MATERIAL SHOWN:

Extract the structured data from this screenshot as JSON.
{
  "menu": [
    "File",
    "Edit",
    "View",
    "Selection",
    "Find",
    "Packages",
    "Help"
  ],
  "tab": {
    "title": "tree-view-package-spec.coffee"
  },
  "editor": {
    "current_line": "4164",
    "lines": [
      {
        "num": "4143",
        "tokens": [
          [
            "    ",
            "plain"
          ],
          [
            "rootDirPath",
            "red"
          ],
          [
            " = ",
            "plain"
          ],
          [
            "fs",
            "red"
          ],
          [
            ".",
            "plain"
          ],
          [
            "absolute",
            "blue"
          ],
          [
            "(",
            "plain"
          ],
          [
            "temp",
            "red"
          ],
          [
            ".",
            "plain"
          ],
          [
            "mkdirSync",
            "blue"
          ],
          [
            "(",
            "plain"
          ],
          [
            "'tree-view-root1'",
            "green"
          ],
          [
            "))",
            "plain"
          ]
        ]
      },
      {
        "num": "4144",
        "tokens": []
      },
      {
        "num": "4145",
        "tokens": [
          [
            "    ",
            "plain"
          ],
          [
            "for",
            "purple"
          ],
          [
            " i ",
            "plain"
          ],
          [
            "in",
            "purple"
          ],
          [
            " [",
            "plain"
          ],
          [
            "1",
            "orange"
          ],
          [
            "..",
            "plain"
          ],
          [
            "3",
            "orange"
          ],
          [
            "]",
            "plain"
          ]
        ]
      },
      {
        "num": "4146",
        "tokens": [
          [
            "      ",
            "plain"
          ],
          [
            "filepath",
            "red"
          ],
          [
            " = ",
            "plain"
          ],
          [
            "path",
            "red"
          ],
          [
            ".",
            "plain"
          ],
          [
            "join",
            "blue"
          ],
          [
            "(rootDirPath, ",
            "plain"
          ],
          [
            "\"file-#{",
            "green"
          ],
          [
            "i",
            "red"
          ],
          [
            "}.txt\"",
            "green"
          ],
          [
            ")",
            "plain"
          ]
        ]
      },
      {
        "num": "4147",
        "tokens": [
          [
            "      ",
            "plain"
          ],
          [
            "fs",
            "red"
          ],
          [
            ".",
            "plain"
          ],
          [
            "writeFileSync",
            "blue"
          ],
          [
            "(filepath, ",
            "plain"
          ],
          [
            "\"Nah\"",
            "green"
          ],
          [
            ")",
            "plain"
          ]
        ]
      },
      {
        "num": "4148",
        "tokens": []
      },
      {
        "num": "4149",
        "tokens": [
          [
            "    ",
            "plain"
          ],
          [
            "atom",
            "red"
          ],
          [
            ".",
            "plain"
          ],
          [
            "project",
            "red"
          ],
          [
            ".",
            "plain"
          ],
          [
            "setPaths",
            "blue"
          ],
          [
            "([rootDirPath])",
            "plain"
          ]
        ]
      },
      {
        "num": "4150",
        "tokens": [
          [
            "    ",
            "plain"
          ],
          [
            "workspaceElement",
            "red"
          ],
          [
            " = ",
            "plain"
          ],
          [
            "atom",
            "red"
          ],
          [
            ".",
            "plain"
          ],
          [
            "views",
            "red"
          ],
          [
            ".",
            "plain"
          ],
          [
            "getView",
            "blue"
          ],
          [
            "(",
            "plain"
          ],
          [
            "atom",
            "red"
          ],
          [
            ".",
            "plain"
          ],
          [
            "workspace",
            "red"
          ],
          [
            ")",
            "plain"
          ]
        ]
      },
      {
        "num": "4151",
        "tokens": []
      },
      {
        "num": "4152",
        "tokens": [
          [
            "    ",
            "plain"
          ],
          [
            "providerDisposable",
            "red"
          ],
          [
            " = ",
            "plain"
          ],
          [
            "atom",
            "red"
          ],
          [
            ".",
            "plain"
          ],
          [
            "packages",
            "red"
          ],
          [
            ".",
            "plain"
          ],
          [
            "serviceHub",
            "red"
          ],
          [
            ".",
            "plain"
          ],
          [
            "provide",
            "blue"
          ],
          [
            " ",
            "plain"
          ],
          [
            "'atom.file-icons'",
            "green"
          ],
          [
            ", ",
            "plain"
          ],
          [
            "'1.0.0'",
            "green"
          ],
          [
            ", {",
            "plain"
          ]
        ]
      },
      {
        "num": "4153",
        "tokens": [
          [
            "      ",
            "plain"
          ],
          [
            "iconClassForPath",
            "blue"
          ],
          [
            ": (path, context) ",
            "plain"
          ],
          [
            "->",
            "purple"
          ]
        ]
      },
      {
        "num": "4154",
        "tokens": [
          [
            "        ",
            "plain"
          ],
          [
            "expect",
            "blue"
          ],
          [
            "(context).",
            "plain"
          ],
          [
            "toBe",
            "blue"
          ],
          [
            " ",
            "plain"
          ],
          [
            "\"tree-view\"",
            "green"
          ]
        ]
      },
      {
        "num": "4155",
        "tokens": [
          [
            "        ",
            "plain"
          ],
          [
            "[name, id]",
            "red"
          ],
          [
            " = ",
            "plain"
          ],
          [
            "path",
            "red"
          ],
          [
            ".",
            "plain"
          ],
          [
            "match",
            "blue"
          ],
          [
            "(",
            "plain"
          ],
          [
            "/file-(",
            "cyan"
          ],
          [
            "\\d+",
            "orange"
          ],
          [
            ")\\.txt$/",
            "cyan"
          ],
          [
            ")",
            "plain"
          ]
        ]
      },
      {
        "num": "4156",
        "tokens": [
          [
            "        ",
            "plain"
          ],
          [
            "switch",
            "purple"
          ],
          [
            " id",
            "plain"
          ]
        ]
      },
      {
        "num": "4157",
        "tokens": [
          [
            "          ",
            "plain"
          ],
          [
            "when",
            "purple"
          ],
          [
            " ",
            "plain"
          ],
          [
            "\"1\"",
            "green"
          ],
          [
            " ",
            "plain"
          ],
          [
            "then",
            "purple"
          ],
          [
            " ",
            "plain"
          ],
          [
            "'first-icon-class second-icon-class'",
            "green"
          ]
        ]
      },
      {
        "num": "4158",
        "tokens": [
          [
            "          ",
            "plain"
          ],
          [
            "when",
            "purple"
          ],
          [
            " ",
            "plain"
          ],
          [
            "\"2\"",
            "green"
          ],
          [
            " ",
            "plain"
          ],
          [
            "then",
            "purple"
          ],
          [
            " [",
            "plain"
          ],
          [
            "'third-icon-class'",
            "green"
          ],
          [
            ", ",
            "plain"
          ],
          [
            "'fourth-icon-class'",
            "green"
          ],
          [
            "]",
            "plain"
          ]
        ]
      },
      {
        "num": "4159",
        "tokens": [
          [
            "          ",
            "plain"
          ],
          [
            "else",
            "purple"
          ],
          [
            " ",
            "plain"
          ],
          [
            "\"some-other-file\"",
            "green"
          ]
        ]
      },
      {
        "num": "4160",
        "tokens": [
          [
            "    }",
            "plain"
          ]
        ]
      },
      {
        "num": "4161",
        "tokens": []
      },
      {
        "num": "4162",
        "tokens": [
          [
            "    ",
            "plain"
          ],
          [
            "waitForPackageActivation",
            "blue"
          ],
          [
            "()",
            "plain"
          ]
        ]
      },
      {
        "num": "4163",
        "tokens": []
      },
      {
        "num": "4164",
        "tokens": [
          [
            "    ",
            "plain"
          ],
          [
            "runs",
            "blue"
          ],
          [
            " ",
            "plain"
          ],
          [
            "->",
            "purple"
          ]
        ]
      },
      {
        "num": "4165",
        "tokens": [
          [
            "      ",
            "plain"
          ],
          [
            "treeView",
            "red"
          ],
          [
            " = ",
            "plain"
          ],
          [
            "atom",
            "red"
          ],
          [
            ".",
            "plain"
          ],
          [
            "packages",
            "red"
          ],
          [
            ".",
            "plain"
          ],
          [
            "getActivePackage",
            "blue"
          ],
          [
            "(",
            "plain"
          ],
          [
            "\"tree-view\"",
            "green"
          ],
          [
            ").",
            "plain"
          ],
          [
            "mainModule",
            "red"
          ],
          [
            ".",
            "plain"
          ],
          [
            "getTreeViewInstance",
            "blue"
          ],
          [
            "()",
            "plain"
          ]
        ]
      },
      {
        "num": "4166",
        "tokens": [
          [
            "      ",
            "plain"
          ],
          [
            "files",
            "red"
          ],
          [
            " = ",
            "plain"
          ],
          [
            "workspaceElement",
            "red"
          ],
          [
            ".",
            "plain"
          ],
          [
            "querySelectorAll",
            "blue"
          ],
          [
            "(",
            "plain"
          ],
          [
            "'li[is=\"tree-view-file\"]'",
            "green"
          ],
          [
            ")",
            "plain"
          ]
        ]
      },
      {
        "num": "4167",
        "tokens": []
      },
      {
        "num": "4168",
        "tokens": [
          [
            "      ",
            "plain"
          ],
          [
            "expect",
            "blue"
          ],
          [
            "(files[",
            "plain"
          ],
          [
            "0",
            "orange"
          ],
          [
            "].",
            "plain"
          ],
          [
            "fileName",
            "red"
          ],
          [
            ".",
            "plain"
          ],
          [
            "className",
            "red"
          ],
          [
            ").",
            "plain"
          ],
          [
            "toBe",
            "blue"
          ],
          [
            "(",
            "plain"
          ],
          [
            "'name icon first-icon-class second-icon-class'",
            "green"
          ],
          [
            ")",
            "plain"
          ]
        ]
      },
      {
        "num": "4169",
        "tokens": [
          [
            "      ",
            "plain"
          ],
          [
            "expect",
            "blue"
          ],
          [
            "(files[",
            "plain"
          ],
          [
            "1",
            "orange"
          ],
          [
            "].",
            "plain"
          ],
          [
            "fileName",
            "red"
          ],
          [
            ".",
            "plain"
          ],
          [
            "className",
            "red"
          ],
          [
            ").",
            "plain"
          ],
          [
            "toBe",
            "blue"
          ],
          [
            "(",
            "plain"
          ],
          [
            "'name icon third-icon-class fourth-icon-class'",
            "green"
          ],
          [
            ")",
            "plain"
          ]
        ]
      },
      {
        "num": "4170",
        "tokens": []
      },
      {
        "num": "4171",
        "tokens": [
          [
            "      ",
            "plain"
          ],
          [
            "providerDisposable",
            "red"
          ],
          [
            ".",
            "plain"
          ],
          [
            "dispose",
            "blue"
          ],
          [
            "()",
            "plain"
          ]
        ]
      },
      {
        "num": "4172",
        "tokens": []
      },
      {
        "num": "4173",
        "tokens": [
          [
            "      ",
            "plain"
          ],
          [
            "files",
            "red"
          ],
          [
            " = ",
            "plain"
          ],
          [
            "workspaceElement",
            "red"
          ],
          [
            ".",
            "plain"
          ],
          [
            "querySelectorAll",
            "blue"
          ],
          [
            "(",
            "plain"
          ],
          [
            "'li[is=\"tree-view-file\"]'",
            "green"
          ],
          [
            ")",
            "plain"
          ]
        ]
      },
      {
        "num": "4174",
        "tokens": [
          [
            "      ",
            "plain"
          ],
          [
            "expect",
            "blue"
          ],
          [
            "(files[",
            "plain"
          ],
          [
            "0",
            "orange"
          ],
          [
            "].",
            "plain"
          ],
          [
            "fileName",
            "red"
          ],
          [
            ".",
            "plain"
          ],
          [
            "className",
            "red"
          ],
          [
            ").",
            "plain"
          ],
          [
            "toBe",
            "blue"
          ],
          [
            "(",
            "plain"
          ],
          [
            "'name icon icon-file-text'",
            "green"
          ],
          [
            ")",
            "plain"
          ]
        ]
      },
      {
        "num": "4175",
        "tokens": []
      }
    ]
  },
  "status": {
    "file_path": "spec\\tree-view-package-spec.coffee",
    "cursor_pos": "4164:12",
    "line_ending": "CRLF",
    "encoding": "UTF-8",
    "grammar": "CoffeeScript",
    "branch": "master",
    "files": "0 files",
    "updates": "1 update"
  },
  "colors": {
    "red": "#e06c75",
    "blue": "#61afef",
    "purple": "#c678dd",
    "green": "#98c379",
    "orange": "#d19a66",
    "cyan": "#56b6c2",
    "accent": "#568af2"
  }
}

WRITTEN EXERCISE: Where a line holds the string "second", copy that line.

FINAL ANSWER:
            "'first-icon-class second-icon-class'",
            "'name icon first-icon-class second-icon-class'",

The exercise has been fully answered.